DIRECTIVE:
Copy the data exactly; pictures stay out of the copy.

INFORMATION GIVEN:
(begin)
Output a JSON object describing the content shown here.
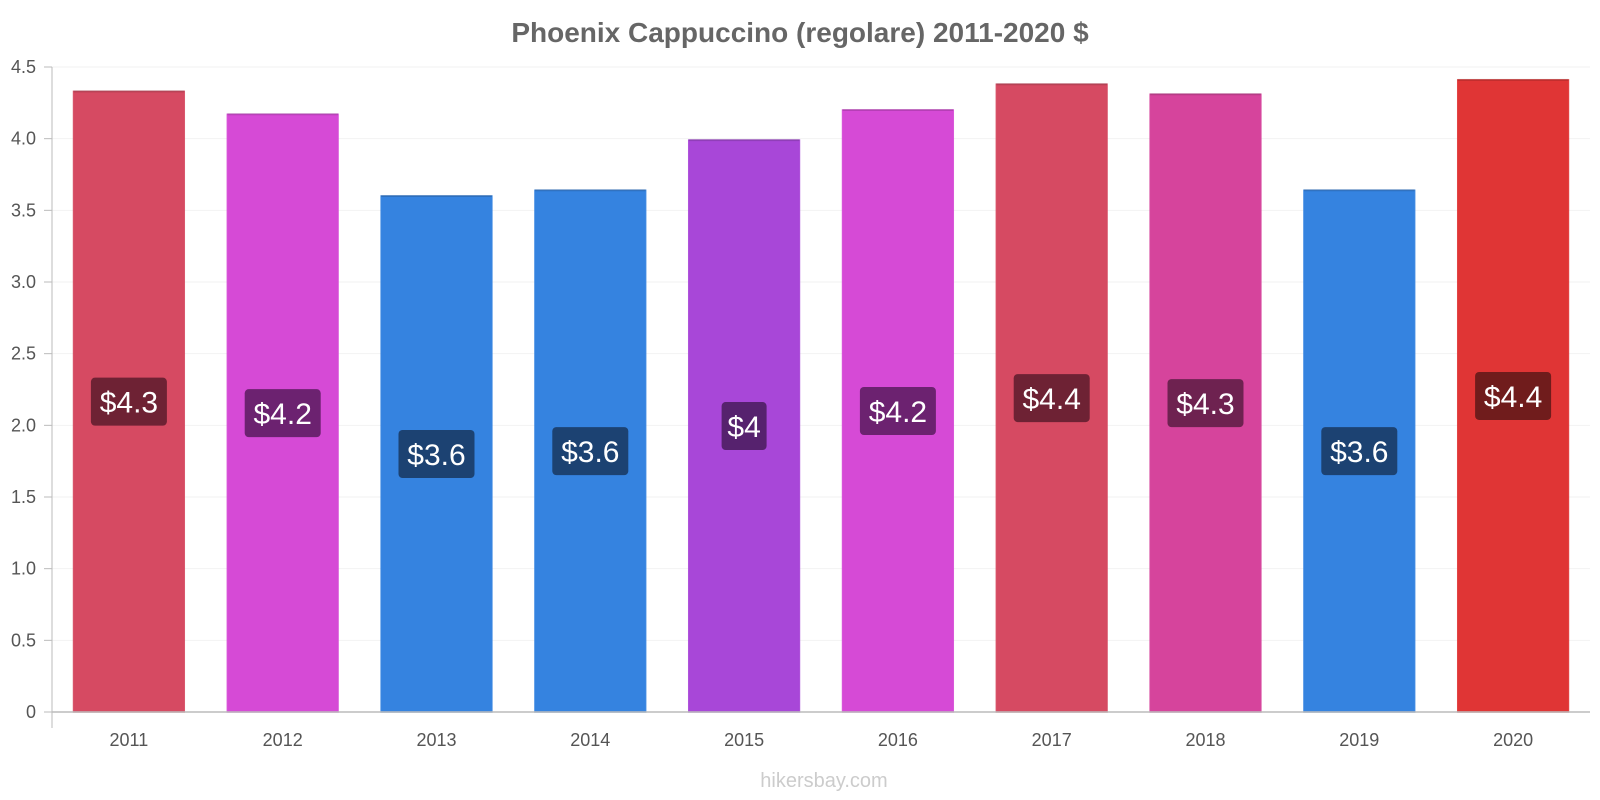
{
  "chart_data": {
    "type": "bar",
    "title": "Phoenix Cappuccino (regolare) 2011-2020 $",
    "categories": [
      "2011",
      "2012",
      "2013",
      "2014",
      "2015",
      "2016",
      "2017",
      "2018",
      "2019",
      "2020"
    ],
    "values": [
      4.33,
      4.17,
      3.6,
      3.64,
      3.99,
      4.2,
      4.38,
      4.31,
      3.64,
      4.41
    ],
    "data_labels": [
      "$4.3",
      "$4.2",
      "$3.6",
      "$3.6",
      "$4",
      "$4.2",
      "$4.4",
      "$4.3",
      "$3.6",
      "$4.4"
    ],
    "bar_colors": [
      "#d64a62",
      "#d64ad6",
      "#3583e0",
      "#3583e0",
      "#a847d8",
      "#d64ad6",
      "#d64a62",
      "#d6449c",
      "#3583e0",
      "#e03535"
    ],
    "label_bg_colors": [
      "#6e2234",
      "#6c2270",
      "#1c4272",
      "#1c4272",
      "#56226e",
      "#6c2270",
      "#6e2234",
      "#6e2250",
      "#1c4272",
      "#701c1c"
    ],
    "ylim": [
      0,
      4.5
    ],
    "yticks": [
      "0",
      "0.5",
      "1.0",
      "1.5",
      "2.0",
      "2.5",
      "3.0",
      "3.5",
      "4.0",
      "4.5"
    ],
    "grid": true,
    "legend": "none"
  },
  "footer": "hikersbay.com"
}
(end)
SOLUTION TO THIS EXERCISE:
Output a JSON object describing the content shown here.
{
  "chart_data": {
    "type": "bar",
    "title": "Phoenix Cappuccino (regolare) 2011-2020 $",
    "categories": [
      "2011",
      "2012",
      "2013",
      "2014",
      "2015",
      "2016",
      "2017",
      "2018",
      "2019",
      "2020"
    ],
    "values": [
      4.33,
      4.17,
      3.6,
      3.64,
      3.99,
      4.2,
      4.38,
      4.31,
      3.64,
      4.41
    ],
    "data_labels": [
      "$4.3",
      "$4.2",
      "$3.6",
      "$3.6",
      "$4",
      "$4.2",
      "$4.4",
      "$4.3",
      "$3.6",
      "$4.4"
    ],
    "bar_colors": [
      "#d64a62",
      "#d64ad6",
      "#3583e0",
      "#3583e0",
      "#a847d8",
      "#d64ad6",
      "#d64a62",
      "#d6449c",
      "#3583e0",
      "#e03535"
    ],
    "label_bg_colors": [
      "#6e2234",
      "#6c2270",
      "#1c4272",
      "#1c4272",
      "#56226e",
      "#6c2270",
      "#6e2234",
      "#6e2250",
      "#1c4272",
      "#701c1c"
    ],
    "ylim": [
      0,
      4.5
    ],
    "yticks": [
      "0",
      "0.5",
      "1.0",
      "1.5",
      "2.0",
      "2.5",
      "3.0",
      "3.5",
      "4.0",
      "4.5"
    ],
    "grid": true,
    "legend": "none"
  },
  "footer": "hikersbay.com"
}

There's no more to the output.